— Start LISTED ENTRIES —

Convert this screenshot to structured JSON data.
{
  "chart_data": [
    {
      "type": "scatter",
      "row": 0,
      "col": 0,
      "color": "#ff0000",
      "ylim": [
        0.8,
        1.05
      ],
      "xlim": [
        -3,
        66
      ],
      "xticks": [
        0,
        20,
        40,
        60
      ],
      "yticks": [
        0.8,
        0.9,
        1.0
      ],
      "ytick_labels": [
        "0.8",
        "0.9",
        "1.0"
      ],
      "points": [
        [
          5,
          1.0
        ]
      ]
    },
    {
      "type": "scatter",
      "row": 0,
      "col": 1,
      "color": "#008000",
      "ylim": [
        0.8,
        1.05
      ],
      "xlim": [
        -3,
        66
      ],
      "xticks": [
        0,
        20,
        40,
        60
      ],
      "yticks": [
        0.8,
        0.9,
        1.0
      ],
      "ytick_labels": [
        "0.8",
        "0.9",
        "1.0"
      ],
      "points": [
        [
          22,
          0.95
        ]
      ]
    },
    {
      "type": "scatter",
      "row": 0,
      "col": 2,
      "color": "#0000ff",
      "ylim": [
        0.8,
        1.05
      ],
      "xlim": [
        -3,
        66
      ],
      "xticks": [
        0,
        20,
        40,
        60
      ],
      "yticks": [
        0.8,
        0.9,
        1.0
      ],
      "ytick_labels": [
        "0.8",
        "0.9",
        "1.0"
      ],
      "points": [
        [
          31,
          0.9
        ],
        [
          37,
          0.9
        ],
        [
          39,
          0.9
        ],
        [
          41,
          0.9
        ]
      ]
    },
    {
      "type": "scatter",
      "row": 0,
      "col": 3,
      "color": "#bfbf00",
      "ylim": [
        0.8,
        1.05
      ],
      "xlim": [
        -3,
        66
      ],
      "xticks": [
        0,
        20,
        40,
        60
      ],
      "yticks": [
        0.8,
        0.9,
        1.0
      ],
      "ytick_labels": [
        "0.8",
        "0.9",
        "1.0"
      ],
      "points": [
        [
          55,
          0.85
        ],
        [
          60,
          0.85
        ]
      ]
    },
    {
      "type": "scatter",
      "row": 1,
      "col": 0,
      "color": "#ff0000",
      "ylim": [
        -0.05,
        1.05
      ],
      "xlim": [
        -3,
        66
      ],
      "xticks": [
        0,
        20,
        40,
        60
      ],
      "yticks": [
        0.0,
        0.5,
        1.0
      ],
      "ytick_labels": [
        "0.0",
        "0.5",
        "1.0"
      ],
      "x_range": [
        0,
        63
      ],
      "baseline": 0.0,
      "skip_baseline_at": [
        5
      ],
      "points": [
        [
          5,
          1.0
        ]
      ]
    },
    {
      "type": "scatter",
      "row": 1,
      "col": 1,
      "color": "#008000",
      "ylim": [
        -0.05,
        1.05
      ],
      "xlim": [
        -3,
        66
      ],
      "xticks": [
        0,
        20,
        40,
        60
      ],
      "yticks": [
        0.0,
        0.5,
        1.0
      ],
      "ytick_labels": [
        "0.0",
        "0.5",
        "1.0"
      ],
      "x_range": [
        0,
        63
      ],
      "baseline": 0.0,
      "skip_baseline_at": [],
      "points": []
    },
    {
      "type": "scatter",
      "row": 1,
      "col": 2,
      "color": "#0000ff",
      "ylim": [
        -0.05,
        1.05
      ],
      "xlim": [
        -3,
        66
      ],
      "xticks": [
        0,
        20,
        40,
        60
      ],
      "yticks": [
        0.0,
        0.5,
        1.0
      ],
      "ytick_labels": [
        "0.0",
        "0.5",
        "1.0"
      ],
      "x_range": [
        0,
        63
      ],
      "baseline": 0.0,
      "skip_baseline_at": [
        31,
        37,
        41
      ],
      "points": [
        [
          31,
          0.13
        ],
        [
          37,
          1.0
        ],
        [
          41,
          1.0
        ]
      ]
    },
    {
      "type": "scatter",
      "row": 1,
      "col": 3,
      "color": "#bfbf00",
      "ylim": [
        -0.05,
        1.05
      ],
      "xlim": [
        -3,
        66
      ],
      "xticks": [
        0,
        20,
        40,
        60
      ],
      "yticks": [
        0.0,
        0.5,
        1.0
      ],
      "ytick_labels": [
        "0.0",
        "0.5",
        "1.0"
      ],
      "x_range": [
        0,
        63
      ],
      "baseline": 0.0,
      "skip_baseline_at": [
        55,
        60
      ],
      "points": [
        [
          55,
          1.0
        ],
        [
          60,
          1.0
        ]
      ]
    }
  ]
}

— End LISTED ENTRIES —

Write out the whole listing again, exactly as it stands.

Convert this screenshot to structured JSON data.
{
  "chart_data": [
    {
      "type": "scatter",
      "row": 0,
      "col": 0,
      "color": "#ff0000",
      "ylim": [
        0.8,
        1.05
      ],
      "xlim": [
        -3,
        66
      ],
      "xticks": [
        0,
        20,
        40,
        60
      ],
      "yticks": [
        0.8,
        0.9,
        1.0
      ],
      "ytick_labels": [
        "0.8",
        "0.9",
        "1.0"
      ],
      "points": [
        [
          5,
          1.0
        ]
      ]
    },
    {
      "type": "scatter",
      "row": 0,
      "col": 1,
      "color": "#008000",
      "ylim": [
        0.8,
        1.05
      ],
      "xlim": [
        -3,
        66
      ],
      "xticks": [
        0,
        20,
        40,
        60
      ],
      "yticks": [
        0.8,
        0.9,
        1.0
      ],
      "ytick_labels": [
        "0.8",
        "0.9",
        "1.0"
      ],
      "points": [
        [
          22,
          0.95
        ]
      ]
    },
    {
      "type": "scatter",
      "row": 0,
      "col": 2,
      "color": "#0000ff",
      "ylim": [
        0.8,
        1.05
      ],
      "xlim": [
        -3,
        66
      ],
      "xticks": [
        0,
        20,
        40,
        60
      ],
      "yticks": [
        0.8,
        0.9,
        1.0
      ],
      "ytick_labels": [
        "0.8",
        "0.9",
        "1.0"
      ],
      "points": [
        [
          31,
          0.9
        ],
        [
          37,
          0.9
        ],
        [
          39,
          0.9
        ],
        [
          41,
          0.9
        ]
      ]
    },
    {
      "type": "scatter",
      "row": 0,
      "col": 3,
      "color": "#bfbf00",
      "ylim": [
        0.8,
        1.05
      ],
      "xlim": [
        -3,
        66
      ],
      "xticks": [
        0,
        20,
        40,
        60
      ],
      "yticks": [
        0.8,
        0.9,
        1.0
      ],
      "ytick_labels": [
        "0.8",
        "0.9",
        "1.0"
      ],
      "points": [
        [
          55,
          0.85
        ],
        [
          60,
          0.85
        ]
      ]
    },
    {
      "type": "scatter",
      "row": 1,
      "col": 0,
      "color": "#ff0000",
      "ylim": [
        -0.05,
        1.05
      ],
      "xlim": [
        -3,
        66
      ],
      "xticks": [
        0,
        20,
        40,
        60
      ],
      "yticks": [
        0.0,
        0.5,
        1.0
      ],
      "ytick_labels": [
        "0.0",
        "0.5",
        "1.0"
      ],
      "x_range": [
        0,
        63
      ],
      "baseline": 0.0,
      "skip_baseline_at": [
        5
      ],
      "points": [
        [
          5,
          1.0
        ]
      ]
    },
    {
      "type": "scatter",
      "row": 1,
      "col": 1,
      "color": "#008000",
      "ylim": [
        -0.05,
        1.05
      ],
      "xlim": [
        -3,
        66
      ],
      "xticks": [
        0,
        20,
        40,
        60
      ],
      "yticks": [
        0.0,
        0.5,
        1.0
      ],
      "ytick_labels": [
        "0.0",
        "0.5",
        "1.0"
      ],
      "x_range": [
        0,
        63
      ],
      "baseline": 0.0,
      "skip_baseline_at": [],
      "points": []
    },
    {
      "type": "scatter",
      "row": 1,
      "col": 2,
      "color": "#0000ff",
      "ylim": [
        -0.05,
        1.05
      ],
      "xlim": [
        -3,
        66
      ],
      "xticks": [
        0,
        20,
        40,
        60
      ],
      "yticks": [
        0.0,
        0.5,
        1.0
      ],
      "ytick_labels": [
        "0.0",
        "0.5",
        "1.0"
      ],
      "x_range": [
        0,
        63
      ],
      "baseline": 0.0,
      "skip_baseline_at": [
        31,
        37,
        41
      ],
      "points": [
        [
          31,
          0.13
        ],
        [
          37,
          1.0
        ],
        [
          41,
          1.0
        ]
      ]
    },
    {
      "type": "scatter",
      "row": 1,
      "col": 3,
      "color": "#bfbf00",
      "ylim": [
        -0.05,
        1.05
      ],
      "xlim": [
        -3,
        66
      ],
      "xticks": [
        0,
        20,
        40,
        60
      ],
      "yticks": [
        0.0,
        0.5,
        1.0
      ],
      "ytick_labels": [
        "0.0",
        "0.5",
        "1.0"
      ],
      "x_range": [
        0,
        63
      ],
      "baseline": 0.0,
      "skip_baseline_at": [
        55,
        60
      ],
      "points": [
        [
          55,
          1.0
        ],
        [
          60,
          1.0
        ]
      ]
    }
  ]
}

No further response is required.